GIVEN PROBLEM: In this exercise, return the whole listing exactly, excluding any images.

BEGIN SOURCE RECORDS

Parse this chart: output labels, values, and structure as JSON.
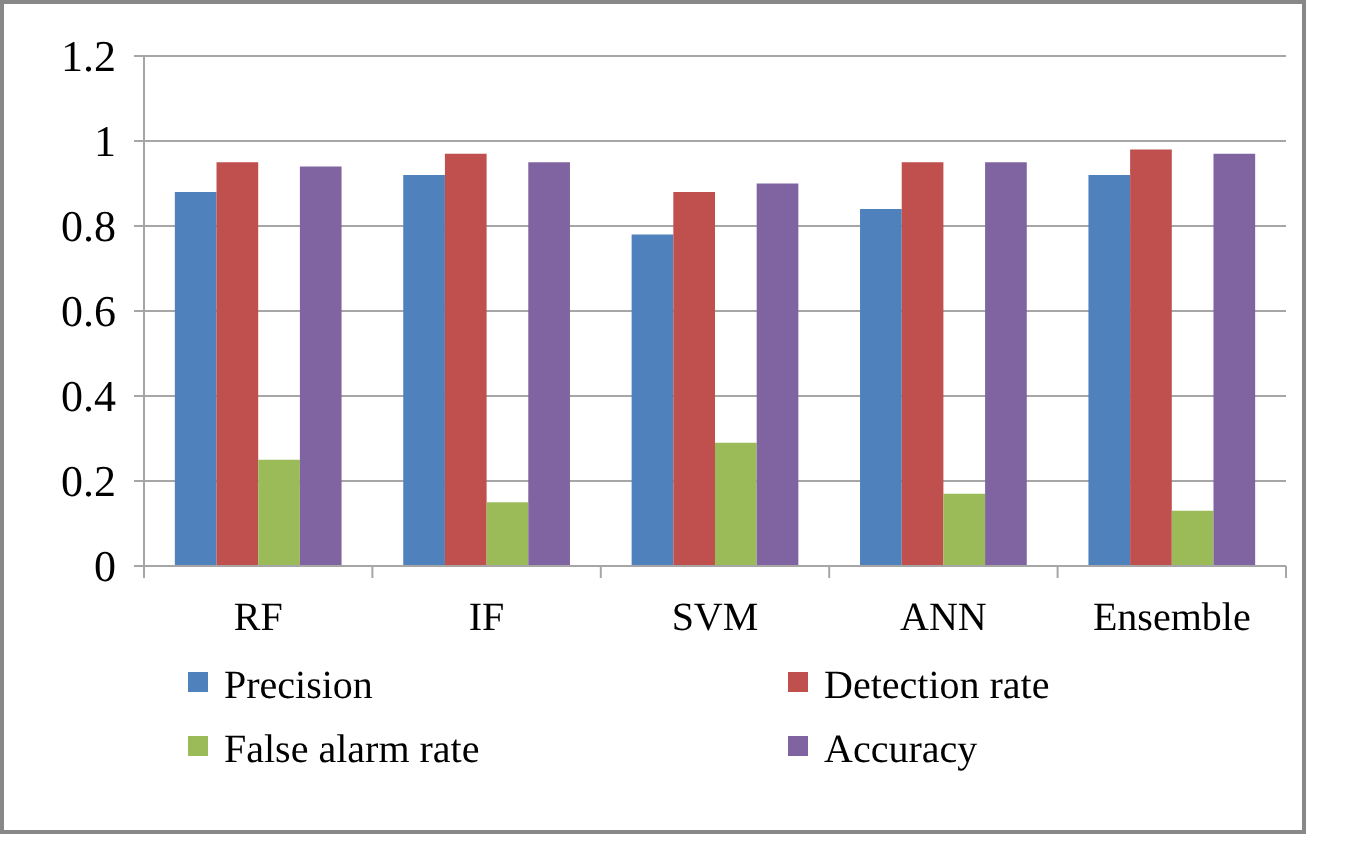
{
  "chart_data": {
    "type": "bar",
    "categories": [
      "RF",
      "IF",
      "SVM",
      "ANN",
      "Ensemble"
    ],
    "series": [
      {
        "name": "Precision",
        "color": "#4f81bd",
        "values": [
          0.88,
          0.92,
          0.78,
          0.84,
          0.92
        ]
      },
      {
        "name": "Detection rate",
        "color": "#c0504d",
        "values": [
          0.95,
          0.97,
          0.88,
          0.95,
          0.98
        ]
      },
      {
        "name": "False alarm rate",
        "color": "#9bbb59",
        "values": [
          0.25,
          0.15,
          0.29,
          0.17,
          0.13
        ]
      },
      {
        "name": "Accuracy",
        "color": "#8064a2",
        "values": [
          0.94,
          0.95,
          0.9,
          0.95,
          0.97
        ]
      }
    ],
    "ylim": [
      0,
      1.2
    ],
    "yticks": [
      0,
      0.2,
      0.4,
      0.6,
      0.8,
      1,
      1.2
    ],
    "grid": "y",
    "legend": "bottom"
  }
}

END SOURCE RECORDS

SOLUTION BELOW:
Parse this chart: output labels, values, and structure as JSON.
{
  "chart_data": {
    "type": "bar",
    "categories": [
      "RF",
      "IF",
      "SVM",
      "ANN",
      "Ensemble"
    ],
    "series": [
      {
        "name": "Precision",
        "color": "#4f81bd",
        "values": [
          0.88,
          0.92,
          0.78,
          0.84,
          0.92
        ]
      },
      {
        "name": "Detection rate",
        "color": "#c0504d",
        "values": [
          0.95,
          0.97,
          0.88,
          0.95,
          0.98
        ]
      },
      {
        "name": "False alarm rate",
        "color": "#9bbb59",
        "values": [
          0.25,
          0.15,
          0.29,
          0.17,
          0.13
        ]
      },
      {
        "name": "Accuracy",
        "color": "#8064a2",
        "values": [
          0.94,
          0.95,
          0.9,
          0.95,
          0.97
        ]
      }
    ],
    "ylim": [
      0,
      1.2
    ],
    "yticks": [
      0,
      0.2,
      0.4,
      0.6,
      0.8,
      1,
      1.2
    ],
    "grid": "y",
    "legend": "bottom"
  }
}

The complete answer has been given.